Collect from the data below each line with "They".

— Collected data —

--- Start ---

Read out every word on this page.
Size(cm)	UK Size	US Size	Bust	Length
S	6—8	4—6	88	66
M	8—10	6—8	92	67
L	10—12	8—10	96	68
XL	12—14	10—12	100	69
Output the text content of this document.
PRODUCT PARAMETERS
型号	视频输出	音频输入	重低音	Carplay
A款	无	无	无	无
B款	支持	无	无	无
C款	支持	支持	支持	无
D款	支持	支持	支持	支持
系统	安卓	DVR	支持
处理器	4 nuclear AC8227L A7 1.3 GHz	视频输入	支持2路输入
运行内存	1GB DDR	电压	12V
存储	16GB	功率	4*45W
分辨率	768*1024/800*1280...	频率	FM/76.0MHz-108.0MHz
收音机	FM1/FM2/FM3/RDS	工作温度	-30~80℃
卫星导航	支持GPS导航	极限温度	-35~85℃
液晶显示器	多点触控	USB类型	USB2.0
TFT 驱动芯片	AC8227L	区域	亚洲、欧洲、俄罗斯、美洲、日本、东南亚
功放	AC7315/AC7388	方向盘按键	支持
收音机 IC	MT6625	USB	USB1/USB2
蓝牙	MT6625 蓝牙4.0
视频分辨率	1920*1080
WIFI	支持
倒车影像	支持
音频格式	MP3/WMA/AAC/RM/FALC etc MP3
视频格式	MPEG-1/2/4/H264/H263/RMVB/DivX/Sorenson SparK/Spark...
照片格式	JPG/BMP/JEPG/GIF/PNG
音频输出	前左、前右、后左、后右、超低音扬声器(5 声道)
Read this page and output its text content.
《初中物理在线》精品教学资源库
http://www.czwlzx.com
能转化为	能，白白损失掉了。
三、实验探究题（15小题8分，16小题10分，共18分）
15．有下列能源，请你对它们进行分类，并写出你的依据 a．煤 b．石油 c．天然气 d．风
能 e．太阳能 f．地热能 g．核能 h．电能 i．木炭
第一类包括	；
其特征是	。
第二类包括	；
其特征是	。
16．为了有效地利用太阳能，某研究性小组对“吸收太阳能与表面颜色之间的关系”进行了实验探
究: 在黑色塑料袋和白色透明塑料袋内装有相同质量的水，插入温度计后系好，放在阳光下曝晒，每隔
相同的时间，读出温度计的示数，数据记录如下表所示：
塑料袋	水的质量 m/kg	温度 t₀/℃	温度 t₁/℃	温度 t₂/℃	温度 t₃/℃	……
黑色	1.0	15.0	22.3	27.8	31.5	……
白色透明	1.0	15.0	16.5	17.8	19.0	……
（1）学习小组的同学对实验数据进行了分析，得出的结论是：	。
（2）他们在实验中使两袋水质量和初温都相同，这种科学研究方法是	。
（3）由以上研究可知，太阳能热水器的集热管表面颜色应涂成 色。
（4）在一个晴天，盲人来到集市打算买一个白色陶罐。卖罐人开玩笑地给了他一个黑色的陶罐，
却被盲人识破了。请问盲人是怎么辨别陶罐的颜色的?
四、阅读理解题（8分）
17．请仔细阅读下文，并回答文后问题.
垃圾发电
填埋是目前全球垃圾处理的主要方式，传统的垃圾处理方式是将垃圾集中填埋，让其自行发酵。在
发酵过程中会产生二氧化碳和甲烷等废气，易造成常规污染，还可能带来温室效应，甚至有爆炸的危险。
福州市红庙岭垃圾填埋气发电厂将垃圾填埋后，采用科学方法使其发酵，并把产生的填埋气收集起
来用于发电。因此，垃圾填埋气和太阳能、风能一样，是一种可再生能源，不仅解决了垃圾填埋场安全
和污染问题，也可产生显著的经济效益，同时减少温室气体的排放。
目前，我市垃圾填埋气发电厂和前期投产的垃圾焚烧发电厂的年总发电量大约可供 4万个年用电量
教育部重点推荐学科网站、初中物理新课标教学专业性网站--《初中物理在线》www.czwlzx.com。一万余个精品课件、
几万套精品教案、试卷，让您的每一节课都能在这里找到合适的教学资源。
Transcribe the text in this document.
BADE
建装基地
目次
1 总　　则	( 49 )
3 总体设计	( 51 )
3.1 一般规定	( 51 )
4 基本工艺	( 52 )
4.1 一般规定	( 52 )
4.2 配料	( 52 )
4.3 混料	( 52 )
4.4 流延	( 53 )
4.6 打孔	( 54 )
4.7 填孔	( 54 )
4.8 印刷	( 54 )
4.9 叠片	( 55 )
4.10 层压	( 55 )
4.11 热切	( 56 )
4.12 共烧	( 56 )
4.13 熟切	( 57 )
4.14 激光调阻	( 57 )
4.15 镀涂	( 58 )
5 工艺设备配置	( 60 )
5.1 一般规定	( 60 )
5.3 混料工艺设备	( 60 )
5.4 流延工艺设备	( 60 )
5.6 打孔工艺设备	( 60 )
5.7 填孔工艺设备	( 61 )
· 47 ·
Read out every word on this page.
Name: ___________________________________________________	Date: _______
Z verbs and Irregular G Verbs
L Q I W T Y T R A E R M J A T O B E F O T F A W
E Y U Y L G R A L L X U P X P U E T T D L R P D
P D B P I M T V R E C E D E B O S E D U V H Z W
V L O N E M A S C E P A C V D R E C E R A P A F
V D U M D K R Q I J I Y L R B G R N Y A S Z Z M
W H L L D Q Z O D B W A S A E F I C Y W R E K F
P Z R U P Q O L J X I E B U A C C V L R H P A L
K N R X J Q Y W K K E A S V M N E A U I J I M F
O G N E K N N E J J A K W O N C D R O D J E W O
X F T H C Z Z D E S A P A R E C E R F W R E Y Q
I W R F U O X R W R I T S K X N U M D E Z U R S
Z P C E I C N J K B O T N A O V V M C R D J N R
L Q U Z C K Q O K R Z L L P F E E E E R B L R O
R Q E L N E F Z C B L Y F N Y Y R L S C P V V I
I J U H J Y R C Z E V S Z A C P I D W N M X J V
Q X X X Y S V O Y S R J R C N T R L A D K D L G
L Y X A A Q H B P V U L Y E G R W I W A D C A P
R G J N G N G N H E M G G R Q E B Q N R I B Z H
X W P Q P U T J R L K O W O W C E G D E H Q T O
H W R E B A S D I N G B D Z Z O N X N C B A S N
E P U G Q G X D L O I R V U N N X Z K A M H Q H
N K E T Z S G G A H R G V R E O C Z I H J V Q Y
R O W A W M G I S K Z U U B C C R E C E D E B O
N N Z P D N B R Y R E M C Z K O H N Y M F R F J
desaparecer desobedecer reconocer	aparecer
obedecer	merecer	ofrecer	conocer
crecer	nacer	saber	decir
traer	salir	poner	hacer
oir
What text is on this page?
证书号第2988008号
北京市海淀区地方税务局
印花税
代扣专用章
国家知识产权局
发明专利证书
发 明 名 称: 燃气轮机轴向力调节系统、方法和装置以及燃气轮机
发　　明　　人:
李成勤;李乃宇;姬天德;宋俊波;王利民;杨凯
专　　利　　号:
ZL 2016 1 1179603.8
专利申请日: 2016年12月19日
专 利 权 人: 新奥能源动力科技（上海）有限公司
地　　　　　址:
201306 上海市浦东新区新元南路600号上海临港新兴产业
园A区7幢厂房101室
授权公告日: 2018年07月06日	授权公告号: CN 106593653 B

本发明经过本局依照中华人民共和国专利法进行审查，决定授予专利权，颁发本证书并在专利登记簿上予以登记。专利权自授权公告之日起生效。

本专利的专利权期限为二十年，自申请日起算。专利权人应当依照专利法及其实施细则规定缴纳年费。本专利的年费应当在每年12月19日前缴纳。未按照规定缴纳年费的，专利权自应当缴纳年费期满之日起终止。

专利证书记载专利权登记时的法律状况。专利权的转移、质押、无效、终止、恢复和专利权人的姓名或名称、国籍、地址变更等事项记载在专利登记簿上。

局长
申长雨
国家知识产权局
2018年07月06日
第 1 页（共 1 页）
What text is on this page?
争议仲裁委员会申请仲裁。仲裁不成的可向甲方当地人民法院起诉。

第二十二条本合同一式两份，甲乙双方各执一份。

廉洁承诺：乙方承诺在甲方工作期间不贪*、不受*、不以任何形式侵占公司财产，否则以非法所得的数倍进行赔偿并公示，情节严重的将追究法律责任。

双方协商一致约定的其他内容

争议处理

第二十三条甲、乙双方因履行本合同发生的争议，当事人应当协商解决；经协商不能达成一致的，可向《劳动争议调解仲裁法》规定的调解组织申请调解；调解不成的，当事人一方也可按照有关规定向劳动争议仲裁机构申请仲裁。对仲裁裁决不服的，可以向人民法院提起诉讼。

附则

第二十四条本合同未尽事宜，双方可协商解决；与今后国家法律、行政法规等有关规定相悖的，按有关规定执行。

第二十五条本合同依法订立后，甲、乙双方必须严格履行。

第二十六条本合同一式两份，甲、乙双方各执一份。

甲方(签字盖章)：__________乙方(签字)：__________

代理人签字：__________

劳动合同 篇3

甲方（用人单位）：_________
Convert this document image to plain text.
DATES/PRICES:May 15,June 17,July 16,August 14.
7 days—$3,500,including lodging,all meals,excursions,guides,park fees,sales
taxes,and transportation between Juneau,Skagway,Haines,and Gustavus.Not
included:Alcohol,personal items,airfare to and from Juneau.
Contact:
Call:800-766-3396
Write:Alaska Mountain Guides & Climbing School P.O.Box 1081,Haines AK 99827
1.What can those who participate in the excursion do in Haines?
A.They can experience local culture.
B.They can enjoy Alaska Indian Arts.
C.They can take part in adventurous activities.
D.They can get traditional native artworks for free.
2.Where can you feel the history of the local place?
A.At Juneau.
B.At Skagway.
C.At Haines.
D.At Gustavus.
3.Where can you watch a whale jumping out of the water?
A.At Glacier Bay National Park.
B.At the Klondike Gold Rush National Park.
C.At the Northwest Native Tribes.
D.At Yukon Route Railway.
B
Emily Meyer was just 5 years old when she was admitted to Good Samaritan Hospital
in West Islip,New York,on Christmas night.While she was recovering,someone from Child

--- End ---

— Response to the exercise —
A.They can experience local culture.
B.They can enjoy Alaska Indian Arts.
C.They can take part in adventurous activities.
D.They can get traditional native artworks for free.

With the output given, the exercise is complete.